Exercise: Scan the lines below; pull out those with "Fusion".

--- Start of Task inputs ---

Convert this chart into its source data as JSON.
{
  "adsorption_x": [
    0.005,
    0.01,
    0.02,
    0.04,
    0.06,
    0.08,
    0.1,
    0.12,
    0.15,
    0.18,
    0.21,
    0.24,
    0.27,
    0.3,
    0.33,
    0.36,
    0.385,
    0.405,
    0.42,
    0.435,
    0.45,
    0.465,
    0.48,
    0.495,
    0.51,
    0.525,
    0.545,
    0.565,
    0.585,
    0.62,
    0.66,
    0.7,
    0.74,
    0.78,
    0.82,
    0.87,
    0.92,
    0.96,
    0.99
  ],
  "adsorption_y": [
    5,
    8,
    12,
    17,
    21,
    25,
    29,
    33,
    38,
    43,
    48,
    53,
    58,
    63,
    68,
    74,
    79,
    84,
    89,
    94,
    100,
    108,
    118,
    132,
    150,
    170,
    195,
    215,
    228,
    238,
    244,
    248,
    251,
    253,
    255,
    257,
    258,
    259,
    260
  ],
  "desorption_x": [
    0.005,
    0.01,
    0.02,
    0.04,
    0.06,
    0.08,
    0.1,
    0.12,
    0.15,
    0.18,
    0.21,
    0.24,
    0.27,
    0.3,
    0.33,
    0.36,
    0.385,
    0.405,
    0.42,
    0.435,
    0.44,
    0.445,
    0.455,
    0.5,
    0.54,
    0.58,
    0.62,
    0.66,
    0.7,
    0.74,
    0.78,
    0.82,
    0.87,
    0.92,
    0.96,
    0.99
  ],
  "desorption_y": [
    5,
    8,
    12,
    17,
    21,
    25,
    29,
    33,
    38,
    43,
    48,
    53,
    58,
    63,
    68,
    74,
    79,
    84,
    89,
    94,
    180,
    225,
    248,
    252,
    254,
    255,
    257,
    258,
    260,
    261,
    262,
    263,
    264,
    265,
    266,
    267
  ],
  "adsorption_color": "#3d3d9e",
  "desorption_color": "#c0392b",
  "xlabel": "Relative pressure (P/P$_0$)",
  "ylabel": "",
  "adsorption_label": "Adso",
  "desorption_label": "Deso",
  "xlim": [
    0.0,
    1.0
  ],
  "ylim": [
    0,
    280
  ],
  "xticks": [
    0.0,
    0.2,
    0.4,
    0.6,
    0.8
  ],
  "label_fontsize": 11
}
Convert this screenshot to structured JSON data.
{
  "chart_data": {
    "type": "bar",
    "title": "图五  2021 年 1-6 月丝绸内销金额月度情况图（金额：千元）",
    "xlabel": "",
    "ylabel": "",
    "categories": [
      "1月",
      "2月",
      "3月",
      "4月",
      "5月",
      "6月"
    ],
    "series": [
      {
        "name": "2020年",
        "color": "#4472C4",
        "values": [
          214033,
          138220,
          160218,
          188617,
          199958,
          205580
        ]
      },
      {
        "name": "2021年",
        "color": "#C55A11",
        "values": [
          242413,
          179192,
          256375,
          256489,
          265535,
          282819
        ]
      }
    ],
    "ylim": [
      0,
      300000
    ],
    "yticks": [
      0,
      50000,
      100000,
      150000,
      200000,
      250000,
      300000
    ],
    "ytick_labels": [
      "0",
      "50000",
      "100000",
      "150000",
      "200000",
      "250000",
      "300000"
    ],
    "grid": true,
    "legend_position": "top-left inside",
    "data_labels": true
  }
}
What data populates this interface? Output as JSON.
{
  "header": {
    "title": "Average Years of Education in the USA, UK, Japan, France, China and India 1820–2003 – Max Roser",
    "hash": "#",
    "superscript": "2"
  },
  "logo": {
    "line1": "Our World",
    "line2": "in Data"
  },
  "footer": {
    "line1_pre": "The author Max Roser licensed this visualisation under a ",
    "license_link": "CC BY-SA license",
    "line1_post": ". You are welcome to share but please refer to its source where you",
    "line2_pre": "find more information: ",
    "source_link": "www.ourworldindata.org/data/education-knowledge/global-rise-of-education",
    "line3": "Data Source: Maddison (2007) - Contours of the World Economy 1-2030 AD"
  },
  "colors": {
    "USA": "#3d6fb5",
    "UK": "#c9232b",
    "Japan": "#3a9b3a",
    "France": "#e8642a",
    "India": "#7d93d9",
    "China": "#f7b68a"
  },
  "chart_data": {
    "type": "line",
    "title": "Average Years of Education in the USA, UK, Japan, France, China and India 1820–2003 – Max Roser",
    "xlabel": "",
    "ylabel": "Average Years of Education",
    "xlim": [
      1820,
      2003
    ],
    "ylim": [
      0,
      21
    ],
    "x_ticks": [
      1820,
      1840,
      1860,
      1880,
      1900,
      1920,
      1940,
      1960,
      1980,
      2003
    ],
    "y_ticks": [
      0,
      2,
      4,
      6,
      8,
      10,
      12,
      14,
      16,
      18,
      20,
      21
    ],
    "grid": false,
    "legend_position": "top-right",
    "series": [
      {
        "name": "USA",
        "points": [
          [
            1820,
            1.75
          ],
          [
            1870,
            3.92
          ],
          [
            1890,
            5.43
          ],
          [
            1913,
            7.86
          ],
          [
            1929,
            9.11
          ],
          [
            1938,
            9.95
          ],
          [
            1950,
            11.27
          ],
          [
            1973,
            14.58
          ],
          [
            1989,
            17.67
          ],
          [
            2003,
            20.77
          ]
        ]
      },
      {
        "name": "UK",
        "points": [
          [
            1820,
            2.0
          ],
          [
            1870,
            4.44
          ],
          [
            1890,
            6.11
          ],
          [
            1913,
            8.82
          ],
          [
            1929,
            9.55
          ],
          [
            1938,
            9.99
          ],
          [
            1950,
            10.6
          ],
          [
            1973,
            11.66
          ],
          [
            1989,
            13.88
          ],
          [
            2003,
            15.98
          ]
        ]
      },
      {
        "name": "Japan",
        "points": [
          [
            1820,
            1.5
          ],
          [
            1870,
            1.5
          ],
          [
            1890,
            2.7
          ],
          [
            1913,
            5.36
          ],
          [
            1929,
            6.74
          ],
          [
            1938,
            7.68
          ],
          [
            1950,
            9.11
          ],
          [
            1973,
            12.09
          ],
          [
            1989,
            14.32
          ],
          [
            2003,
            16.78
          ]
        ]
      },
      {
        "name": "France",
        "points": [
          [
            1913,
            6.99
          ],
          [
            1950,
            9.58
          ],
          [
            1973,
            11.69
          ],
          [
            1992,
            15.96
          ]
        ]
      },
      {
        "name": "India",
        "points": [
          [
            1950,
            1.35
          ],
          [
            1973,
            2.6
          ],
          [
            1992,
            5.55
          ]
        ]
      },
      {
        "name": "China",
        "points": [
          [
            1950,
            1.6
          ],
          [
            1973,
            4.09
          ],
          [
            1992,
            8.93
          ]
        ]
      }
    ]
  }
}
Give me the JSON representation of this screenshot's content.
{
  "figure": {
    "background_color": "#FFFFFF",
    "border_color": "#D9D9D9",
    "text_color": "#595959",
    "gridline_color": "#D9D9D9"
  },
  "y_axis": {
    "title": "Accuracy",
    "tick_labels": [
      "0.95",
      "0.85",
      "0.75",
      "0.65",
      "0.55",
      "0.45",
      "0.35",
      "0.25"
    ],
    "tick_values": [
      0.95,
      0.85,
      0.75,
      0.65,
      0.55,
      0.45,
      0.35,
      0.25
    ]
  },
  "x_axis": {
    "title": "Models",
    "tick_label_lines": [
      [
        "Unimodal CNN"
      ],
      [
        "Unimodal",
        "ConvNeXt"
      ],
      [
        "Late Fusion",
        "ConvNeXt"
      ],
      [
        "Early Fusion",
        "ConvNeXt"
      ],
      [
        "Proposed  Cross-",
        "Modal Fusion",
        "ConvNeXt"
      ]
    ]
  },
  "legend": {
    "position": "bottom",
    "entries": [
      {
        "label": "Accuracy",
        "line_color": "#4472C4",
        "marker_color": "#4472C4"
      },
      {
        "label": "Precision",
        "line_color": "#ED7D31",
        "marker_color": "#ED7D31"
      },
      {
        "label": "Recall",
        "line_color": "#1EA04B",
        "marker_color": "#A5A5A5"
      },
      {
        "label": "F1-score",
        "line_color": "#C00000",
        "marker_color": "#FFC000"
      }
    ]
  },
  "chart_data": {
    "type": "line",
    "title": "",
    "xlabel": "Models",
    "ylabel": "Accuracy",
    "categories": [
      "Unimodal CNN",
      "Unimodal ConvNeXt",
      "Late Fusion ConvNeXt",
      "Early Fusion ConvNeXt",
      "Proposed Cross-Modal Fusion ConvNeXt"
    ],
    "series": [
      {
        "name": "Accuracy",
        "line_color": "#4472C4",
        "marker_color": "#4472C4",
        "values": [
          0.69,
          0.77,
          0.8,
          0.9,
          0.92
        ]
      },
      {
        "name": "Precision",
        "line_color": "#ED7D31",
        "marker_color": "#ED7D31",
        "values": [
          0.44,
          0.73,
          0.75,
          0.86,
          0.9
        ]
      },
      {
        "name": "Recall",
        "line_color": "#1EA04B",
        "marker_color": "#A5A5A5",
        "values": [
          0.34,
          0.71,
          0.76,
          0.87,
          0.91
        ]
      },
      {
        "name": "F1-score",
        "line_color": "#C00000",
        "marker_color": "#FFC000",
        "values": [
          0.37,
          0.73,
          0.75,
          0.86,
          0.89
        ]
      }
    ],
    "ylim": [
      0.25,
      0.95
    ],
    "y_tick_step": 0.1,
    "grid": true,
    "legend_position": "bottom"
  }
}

--- End of Task inputs ---

Written solution:
        "Late Fusion",
        "Early Fusion",
        "Modal Fusion",
      "Late Fusion ConvNeXt",
      "Early Fusion ConvNeXt",
      "Proposed Cross-Modal Fusion ConvNeXt"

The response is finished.